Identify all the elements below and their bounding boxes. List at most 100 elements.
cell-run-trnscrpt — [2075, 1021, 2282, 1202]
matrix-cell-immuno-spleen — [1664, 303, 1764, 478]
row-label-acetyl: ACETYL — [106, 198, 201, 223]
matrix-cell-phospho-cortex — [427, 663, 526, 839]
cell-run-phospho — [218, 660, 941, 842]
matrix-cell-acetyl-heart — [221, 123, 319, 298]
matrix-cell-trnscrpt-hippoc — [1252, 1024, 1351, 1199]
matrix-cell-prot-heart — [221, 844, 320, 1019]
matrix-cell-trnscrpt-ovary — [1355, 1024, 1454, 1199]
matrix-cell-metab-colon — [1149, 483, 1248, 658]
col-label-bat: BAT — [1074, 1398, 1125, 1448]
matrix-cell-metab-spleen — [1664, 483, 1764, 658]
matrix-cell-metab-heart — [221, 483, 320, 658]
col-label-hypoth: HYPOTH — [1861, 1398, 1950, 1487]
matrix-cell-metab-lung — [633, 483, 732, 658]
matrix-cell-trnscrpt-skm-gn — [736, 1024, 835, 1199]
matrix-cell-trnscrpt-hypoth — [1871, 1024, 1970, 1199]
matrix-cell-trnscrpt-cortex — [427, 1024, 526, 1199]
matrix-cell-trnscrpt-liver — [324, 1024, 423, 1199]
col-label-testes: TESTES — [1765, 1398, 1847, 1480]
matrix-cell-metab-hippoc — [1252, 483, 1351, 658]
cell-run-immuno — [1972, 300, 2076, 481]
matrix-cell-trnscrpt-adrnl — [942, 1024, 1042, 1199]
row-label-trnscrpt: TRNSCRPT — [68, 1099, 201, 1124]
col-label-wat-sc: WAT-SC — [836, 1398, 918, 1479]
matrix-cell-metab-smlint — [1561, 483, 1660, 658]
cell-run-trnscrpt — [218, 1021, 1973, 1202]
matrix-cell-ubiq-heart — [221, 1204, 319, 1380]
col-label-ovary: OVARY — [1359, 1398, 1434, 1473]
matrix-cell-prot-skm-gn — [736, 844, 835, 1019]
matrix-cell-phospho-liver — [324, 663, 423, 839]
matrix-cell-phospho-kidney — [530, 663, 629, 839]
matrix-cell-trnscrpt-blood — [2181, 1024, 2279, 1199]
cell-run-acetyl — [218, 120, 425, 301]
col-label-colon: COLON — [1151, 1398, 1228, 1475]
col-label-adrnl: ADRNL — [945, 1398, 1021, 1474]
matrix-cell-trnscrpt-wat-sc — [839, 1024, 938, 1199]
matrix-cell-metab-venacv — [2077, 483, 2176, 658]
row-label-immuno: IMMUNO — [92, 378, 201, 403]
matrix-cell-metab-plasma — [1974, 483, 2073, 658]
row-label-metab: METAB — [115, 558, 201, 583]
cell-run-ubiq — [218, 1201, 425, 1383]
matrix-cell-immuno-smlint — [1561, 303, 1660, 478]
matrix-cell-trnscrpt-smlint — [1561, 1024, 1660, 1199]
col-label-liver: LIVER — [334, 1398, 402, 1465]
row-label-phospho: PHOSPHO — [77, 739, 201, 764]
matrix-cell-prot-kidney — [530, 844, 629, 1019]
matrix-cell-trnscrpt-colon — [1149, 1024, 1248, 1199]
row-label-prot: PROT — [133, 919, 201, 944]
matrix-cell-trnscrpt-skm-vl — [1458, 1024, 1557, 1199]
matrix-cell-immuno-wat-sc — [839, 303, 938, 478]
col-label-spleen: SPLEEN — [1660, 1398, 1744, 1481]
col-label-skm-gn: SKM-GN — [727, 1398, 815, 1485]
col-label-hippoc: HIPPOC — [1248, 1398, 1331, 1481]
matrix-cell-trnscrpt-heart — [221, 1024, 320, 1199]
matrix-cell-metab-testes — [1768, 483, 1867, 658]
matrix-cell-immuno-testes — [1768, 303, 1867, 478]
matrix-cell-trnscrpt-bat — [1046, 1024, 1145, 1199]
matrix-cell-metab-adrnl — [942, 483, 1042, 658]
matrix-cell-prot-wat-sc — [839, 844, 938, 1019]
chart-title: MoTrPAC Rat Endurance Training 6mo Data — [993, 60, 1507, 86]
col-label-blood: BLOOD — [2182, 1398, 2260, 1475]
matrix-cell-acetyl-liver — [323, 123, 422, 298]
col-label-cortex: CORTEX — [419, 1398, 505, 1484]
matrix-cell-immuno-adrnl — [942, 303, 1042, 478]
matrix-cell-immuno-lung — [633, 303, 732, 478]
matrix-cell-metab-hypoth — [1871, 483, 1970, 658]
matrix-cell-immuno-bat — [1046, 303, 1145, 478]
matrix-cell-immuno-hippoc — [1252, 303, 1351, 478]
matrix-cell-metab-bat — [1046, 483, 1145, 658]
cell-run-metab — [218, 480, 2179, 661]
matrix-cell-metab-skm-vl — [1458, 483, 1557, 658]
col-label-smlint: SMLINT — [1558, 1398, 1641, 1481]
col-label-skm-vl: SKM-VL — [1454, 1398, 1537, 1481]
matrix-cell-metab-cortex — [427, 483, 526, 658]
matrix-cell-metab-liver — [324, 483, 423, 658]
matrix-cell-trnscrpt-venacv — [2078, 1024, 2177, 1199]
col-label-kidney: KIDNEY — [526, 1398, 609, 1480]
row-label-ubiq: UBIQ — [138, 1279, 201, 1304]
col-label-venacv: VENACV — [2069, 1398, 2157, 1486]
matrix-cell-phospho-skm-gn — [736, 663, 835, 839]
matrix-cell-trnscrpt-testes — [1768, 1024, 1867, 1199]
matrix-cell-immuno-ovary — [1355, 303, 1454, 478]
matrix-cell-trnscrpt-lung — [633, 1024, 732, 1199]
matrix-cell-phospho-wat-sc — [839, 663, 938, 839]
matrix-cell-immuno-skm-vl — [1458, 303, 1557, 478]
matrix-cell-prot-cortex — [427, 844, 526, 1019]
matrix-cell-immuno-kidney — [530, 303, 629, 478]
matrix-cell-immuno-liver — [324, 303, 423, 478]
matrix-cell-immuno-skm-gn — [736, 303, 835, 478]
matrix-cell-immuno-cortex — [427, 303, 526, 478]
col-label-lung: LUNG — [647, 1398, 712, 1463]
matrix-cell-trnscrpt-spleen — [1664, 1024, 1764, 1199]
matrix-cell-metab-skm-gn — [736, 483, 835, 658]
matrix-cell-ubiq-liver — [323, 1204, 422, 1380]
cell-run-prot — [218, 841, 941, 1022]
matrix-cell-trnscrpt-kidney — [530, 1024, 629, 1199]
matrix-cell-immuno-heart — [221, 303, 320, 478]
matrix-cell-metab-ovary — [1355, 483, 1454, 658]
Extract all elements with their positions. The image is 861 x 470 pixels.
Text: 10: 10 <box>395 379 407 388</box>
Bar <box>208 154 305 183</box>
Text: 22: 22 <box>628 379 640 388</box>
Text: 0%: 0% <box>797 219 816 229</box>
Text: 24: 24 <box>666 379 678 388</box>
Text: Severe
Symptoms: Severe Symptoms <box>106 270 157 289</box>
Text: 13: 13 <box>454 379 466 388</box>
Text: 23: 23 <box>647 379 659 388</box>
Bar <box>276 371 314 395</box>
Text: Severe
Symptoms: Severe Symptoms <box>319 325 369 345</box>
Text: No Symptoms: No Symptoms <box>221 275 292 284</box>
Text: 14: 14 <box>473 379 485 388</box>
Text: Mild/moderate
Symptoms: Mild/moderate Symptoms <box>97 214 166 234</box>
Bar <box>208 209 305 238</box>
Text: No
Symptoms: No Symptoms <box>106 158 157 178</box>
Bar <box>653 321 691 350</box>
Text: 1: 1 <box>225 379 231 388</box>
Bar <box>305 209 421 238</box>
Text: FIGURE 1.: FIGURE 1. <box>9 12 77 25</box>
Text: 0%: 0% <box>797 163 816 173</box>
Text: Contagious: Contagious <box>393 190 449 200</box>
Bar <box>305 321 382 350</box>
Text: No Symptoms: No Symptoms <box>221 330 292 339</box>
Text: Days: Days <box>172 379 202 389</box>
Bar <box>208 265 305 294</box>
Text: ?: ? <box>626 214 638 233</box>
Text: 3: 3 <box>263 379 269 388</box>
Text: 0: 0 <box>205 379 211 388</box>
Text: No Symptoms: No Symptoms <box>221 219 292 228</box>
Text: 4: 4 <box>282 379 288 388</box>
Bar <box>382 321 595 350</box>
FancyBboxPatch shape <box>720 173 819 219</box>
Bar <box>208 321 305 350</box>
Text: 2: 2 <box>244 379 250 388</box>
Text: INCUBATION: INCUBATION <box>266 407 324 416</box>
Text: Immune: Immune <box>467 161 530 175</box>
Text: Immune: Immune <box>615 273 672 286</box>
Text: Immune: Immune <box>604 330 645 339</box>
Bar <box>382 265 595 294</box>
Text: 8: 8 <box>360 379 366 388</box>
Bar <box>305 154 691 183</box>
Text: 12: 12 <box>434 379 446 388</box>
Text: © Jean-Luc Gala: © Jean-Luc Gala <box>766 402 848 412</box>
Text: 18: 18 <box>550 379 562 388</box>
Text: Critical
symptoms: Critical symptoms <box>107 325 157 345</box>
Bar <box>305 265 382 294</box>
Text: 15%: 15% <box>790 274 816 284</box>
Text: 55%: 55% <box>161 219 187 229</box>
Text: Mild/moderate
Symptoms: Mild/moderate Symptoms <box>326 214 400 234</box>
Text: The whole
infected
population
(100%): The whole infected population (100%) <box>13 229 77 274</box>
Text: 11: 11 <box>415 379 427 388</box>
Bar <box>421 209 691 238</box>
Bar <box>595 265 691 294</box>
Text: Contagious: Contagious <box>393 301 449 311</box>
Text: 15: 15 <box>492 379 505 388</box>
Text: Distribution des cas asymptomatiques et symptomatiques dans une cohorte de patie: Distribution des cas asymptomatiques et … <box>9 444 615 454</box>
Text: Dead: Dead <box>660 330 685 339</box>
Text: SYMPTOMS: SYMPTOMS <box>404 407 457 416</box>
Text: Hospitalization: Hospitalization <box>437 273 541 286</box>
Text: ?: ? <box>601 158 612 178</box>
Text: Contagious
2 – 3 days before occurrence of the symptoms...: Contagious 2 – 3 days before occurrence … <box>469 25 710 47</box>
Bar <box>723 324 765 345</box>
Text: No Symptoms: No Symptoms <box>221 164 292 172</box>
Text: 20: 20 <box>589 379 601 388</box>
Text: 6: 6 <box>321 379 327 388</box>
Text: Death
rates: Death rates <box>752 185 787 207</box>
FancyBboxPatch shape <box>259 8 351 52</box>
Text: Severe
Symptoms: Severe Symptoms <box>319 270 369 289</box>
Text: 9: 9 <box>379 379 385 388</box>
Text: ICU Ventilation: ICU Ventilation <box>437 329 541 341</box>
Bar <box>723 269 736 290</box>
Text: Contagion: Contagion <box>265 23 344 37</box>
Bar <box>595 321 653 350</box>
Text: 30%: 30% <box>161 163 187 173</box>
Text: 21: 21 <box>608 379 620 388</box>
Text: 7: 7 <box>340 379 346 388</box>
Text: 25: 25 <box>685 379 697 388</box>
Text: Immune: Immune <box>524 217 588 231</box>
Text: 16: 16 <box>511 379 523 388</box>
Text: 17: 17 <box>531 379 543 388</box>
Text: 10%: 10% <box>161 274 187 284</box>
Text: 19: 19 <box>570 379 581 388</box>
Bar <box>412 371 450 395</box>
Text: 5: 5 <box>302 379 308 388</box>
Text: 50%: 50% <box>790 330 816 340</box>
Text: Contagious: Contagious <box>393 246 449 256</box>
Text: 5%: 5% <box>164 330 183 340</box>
+-------+
Instructions for the task
Starting with the first line of the entries and going through the line with "matrix-cell-trnscrpt-skm-gn — [736, 1024, 835, 1199]", recast those lines as a numbered list, leaving out any blank lines.

Full answer
1. Identify all the elements below and their bounding boxes. List at most 100 elements.
2. cell-run-trnscrpt — [2075, 1021, 2282, 1202]
3. matrix-cell-immuno-spleen — [1664, 303, 1764, 478]
4. row-label-acetyl: ACETYL — [106, 198, 201, 223]
5. matrix-cell-phospho-cortex — [427, 663, 526, 839]
6. cell-run-phospho — [218, 660, 941, 842]
7. matrix-cell-acetyl-heart — [221, 123, 319, 298]
8. matrix-cell-trnscrpt-hippoc — [1252, 1024, 1351, 1199]
9. matrix-cell-prot-heart — [221, 844, 320, 1019]
10. matrix-cell-trnscrpt-ovary — [1355, 1024, 1454, 1199]
11. matrix-cell-metab-colon — [1149, 483, 1248, 658]
12. col-label-bat: BAT — [1074, 1398, 1125, 1448]
13. matrix-cell-metab-spleen — [1664, 483, 1764, 658]
14. matrix-cell-metab-heart — [221, 483, 320, 658]
15. col-label-hypoth: HYPOTH — [1861, 1398, 1950, 1487]
16. matrix-cell-metab-lung — [633, 483, 732, 658]
17. matrix-cell-trnscrpt-skm-gn — [736, 1024, 835, 1199]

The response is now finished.